Work to do: Pull each line holding "ylabel" out of the entries below.

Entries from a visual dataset
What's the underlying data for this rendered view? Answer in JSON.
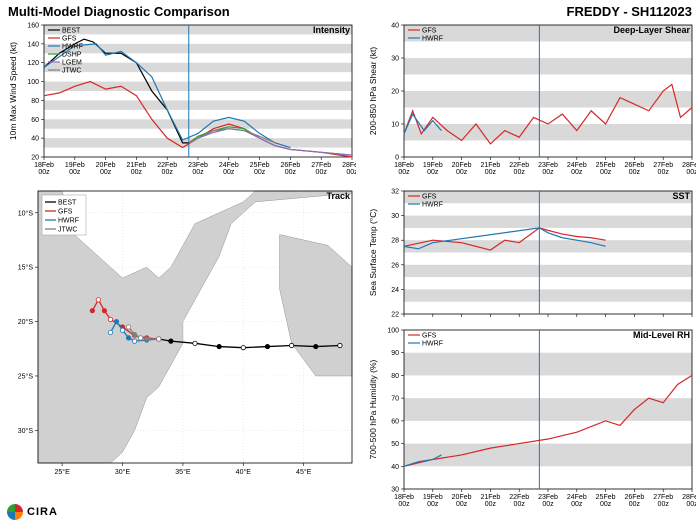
{
  "header": {
    "title_left": "Multi-Model Diagnostic Comparison",
    "title_right": "FREDDY - SH112023",
    "title_fontsize": 13
  },
  "logo": {
    "text": "CIRA",
    "colors": [
      "#d62728",
      "#ff7f0e",
      "#1f77b4",
      "#2ca02c"
    ]
  },
  "colors": {
    "BEST": "#000000",
    "GFS": "#d62728",
    "HWRF": "#1f77b4",
    "DSHP": "#2ca02c",
    "LGEM": "#9467bd",
    "JTWC": "#7f7f7f",
    "shade": "#d9d9d9",
    "grid": "#d9d9d9",
    "frame": "#000000",
    "now_line": "#1f77b4",
    "map_land": "#d0d0d0",
    "map_sea": "#ffffff",
    "map_border": "#7f7f7f"
  },
  "x_time": {
    "ticks": [
      "18Feb\n00z",
      "19Feb\n00z",
      "20Feb\n00z",
      "21Feb\n00z",
      "22Feb\n00z",
      "23Feb\n00z",
      "24Feb\n00z",
      "25Feb\n00z",
      "26Feb\n00z",
      "27Feb\n00z",
      "28Feb\n00z"
    ],
    "xlim": [
      0,
      10
    ],
    "now_x": 4.7
  },
  "intensity": {
    "title": "Intensity",
    "ylabel": "10m Max Wind Speed (kt)",
    "ylim": [
      20,
      160
    ],
    "ytick_step": 20,
    "shade_step": 10,
    "line_width": 1.2,
    "legend": [
      "BEST",
      "GFS",
      "HWRF",
      "DSHP",
      "LGEM",
      "JTWC"
    ],
    "series": {
      "BEST": [
        [
          0,
          115
        ],
        [
          0.5,
          130
        ],
        [
          1,
          140
        ],
        [
          1.3,
          145
        ],
        [
          1.6,
          142
        ],
        [
          2,
          130
        ],
        [
          2.5,
          130
        ],
        [
          3,
          120
        ],
        [
          3.5,
          90
        ],
        [
          4,
          70
        ],
        [
          4.5,
          35
        ],
        [
          4.7,
          35
        ]
      ],
      "GFS": [
        [
          0,
          85
        ],
        [
          0.5,
          88
        ],
        [
          1,
          95
        ],
        [
          1.5,
          100
        ],
        [
          2,
          92
        ],
        [
          2.5,
          95
        ],
        [
          3,
          85
        ],
        [
          3.5,
          60
        ],
        [
          4,
          40
        ],
        [
          4.5,
          30
        ],
        [
          5,
          40
        ],
        [
          5.5,
          50
        ],
        [
          6,
          55
        ],
        [
          6.5,
          50
        ],
        [
          7,
          40
        ],
        [
          7.5,
          32
        ],
        [
          8,
          28
        ],
        [
          9,
          25
        ],
        [
          10,
          20
        ]
      ],
      "HWRF": [
        [
          0,
          115
        ],
        [
          1,
          138
        ],
        [
          1.7,
          140
        ],
        [
          2,
          128
        ],
        [
          2.5,
          132
        ],
        [
          3,
          120
        ],
        [
          3.5,
          105
        ],
        [
          4,
          70
        ],
        [
          4.5,
          38
        ],
        [
          5,
          45
        ],
        [
          5.5,
          58
        ],
        [
          6,
          62
        ],
        [
          6.5,
          58
        ],
        [
          7,
          45
        ],
        [
          7.5,
          35
        ],
        [
          8,
          30
        ]
      ],
      "DSHP": [
        [
          4.7,
          35
        ],
        [
          5,
          42
        ],
        [
          5.5,
          48
        ],
        [
          6,
          52
        ],
        [
          6.5,
          50
        ],
        [
          7,
          40
        ],
        [
          7.5,
          32
        ],
        [
          8,
          28
        ],
        [
          9,
          25
        ],
        [
          10,
          22
        ]
      ],
      "LGEM": [
        [
          4.7,
          35
        ],
        [
          5,
          40
        ],
        [
          5.5,
          46
        ],
        [
          6,
          50
        ],
        [
          6.5,
          48
        ],
        [
          7,
          40
        ],
        [
          7.5,
          32
        ],
        [
          8,
          28
        ],
        [
          9,
          25
        ],
        [
          10,
          22
        ]
      ],
      "JTWC": [
        [
          4.7,
          35
        ],
        [
          5,
          40
        ],
        [
          5.5,
          48
        ],
        [
          6,
          50
        ],
        [
          6.5,
          48
        ],
        [
          7,
          42
        ],
        [
          7.5,
          35
        ]
      ]
    }
  },
  "shear": {
    "title": "Deep-Layer Shear",
    "ylabel": "200-850 hPa Shear (kt)",
    "ylim": [
      0,
      40
    ],
    "ytick_step": 10,
    "shade_step": 5,
    "legend": [
      "GFS",
      "HWRF"
    ],
    "series": {
      "GFS": [
        [
          0,
          7
        ],
        [
          0.3,
          14
        ],
        [
          0.6,
          7
        ],
        [
          1,
          12
        ],
        [
          1.5,
          8
        ],
        [
          2,
          5
        ],
        [
          2.5,
          10
        ],
        [
          3,
          4
        ],
        [
          3.5,
          8
        ],
        [
          4,
          6
        ],
        [
          4.5,
          12
        ],
        [
          5,
          10
        ],
        [
          5.5,
          13
        ],
        [
          6,
          8
        ],
        [
          6.5,
          14
        ],
        [
          7,
          10
        ],
        [
          7.5,
          18
        ],
        [
          8,
          16
        ],
        [
          8.5,
          14
        ],
        [
          9,
          20
        ],
        [
          9.3,
          22
        ],
        [
          9.6,
          12
        ],
        [
          10,
          15
        ]
      ],
      "HWRF": [
        [
          0,
          7
        ],
        [
          0.3,
          13
        ],
        [
          0.7,
          8
        ],
        [
          1,
          11
        ],
        [
          1.3,
          8
        ]
      ]
    }
  },
  "sst": {
    "title": "SST",
    "ylabel": "Sea Surface Temp (°C)",
    "ylim": [
      22,
      32
    ],
    "ytick_step": 2,
    "shade_step": 1,
    "legend": [
      "GFS",
      "HWRF"
    ],
    "series": {
      "GFS": [
        [
          0,
          27.5
        ],
        [
          1,
          28
        ],
        [
          2,
          27.8
        ],
        [
          3,
          27.2
        ],
        [
          3.5,
          28
        ],
        [
          4,
          27.8
        ],
        [
          4.7,
          29
        ],
        [
          5,
          28.8
        ],
        [
          5.5,
          28.5
        ],
        [
          6,
          28.3
        ],
        [
          6.5,
          28.2
        ],
        [
          7,
          28
        ]
      ],
      "HWRF": [
        [
          0,
          27.5
        ],
        [
          0.5,
          27.3
        ],
        [
          1,
          27.8
        ],
        [
          4.7,
          29
        ],
        [
          5,
          28.6
        ],
        [
          5.5,
          28.2
        ],
        [
          6,
          28
        ],
        [
          6.5,
          27.8
        ],
        [
          7,
          27.5
        ]
      ]
    }
  },
  "rh": {
    "title": "Mid-Level RH",
    "ylabel": "700-500 hPa Humidity (%)",
    "ylim": [
      30,
      100
    ],
    "ytick_step": 10,
    "shade_step": 10,
    "legend": [
      "GFS",
      "HWRF"
    ],
    "series": {
      "GFS": [
        [
          0,
          40
        ],
        [
          1,
          43
        ],
        [
          2,
          45
        ],
        [
          3,
          48
        ],
        [
          4,
          50
        ],
        [
          5,
          52
        ],
        [
          6,
          55
        ],
        [
          7,
          60
        ],
        [
          7.5,
          58
        ],
        [
          8,
          65
        ],
        [
          8.5,
          70
        ],
        [
          9,
          68
        ],
        [
          9.5,
          76
        ],
        [
          10,
          80
        ]
      ],
      "HWRF": [
        [
          0,
          40
        ],
        [
          0.5,
          42
        ],
        [
          1,
          43
        ],
        [
          1.3,
          45
        ]
      ]
    }
  },
  "track": {
    "title": "Track",
    "xlim": [
      23,
      49
    ],
    "ylim": [
      33,
      8
    ],
    "xticks": [
      25,
      30,
      35,
      40,
      45
    ],
    "yticks": [
      10,
      15,
      20,
      25,
      30
    ],
    "xtick_suffix": "°E",
    "ytick_suffix": "°S",
    "legend": [
      "BEST",
      "GFS",
      "HWRF",
      "JTWC"
    ],
    "marker_size": 2.2,
    "land_polys": [
      [
        [
          23,
          8
        ],
        [
          25,
          8
        ],
        [
          26,
          12
        ],
        [
          28,
          14
        ],
        [
          29,
          15
        ],
        [
          30,
          16
        ],
        [
          32,
          15
        ],
        [
          33,
          16
        ],
        [
          34,
          15
        ],
        [
          35,
          13
        ],
        [
          36,
          11
        ],
        [
          38,
          10
        ],
        [
          40,
          9
        ],
        [
          41,
          8
        ],
        [
          49,
          8
        ],
        [
          49,
          8.2
        ],
        [
          41,
          9
        ],
        [
          39,
          11
        ],
        [
          38,
          14
        ],
        [
          36,
          18
        ],
        [
          35,
          20
        ],
        [
          35,
          22
        ],
        [
          34,
          24
        ],
        [
          33,
          26
        ],
        [
          32,
          27
        ],
        [
          31,
          30
        ],
        [
          30,
          32
        ],
        [
          29,
          33
        ],
        [
          23,
          33
        ]
      ],
      [
        [
          43,
          12
        ],
        [
          47,
          13
        ],
        [
          49,
          15
        ],
        [
          49,
          25
        ],
        [
          46,
          25
        ],
        [
          44,
          22
        ],
        [
          43,
          17
        ],
        [
          43,
          13
        ]
      ]
    ],
    "series": {
      "BEST": [
        [
          48,
          22.2
        ],
        [
          46,
          22.3
        ],
        [
          44,
          22.2
        ],
        [
          42,
          22.3
        ],
        [
          40,
          22.4
        ],
        [
          38,
          22.3
        ],
        [
          36,
          22
        ],
        [
          34,
          21.8
        ],
        [
          33,
          21.6
        ]
      ],
      "GFS": [
        [
          33,
          21.6
        ],
        [
          32,
          21.5
        ],
        [
          31,
          21.3
        ],
        [
          30,
          20.5
        ],
        [
          29,
          19.8
        ],
        [
          28.5,
          19
        ],
        [
          28,
          18
        ],
        [
          27.5,
          19
        ]
      ],
      "HWRF": [
        [
          33,
          21.6
        ],
        [
          32,
          21.7
        ],
        [
          31,
          21.8
        ],
        [
          30.5,
          21.5
        ],
        [
          30,
          20.8
        ],
        [
          29.5,
          20
        ],
        [
          29,
          21
        ]
      ],
      "JTWC": [
        [
          33,
          21.6
        ],
        [
          32,
          21.6
        ],
        [
          31.5,
          21.5
        ],
        [
          31,
          21.2
        ],
        [
          30.5,
          20.5
        ]
      ]
    }
  }
}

Exercise output:
    "ylabel": "10m Max Wind Speed (kt)",
    "ylabel": "200-850 hPa Shear (kt)",
    "ylabel": "Sea Surface Temp (°C)",
    "ylabel": "700-500 hPa Humidity (%)",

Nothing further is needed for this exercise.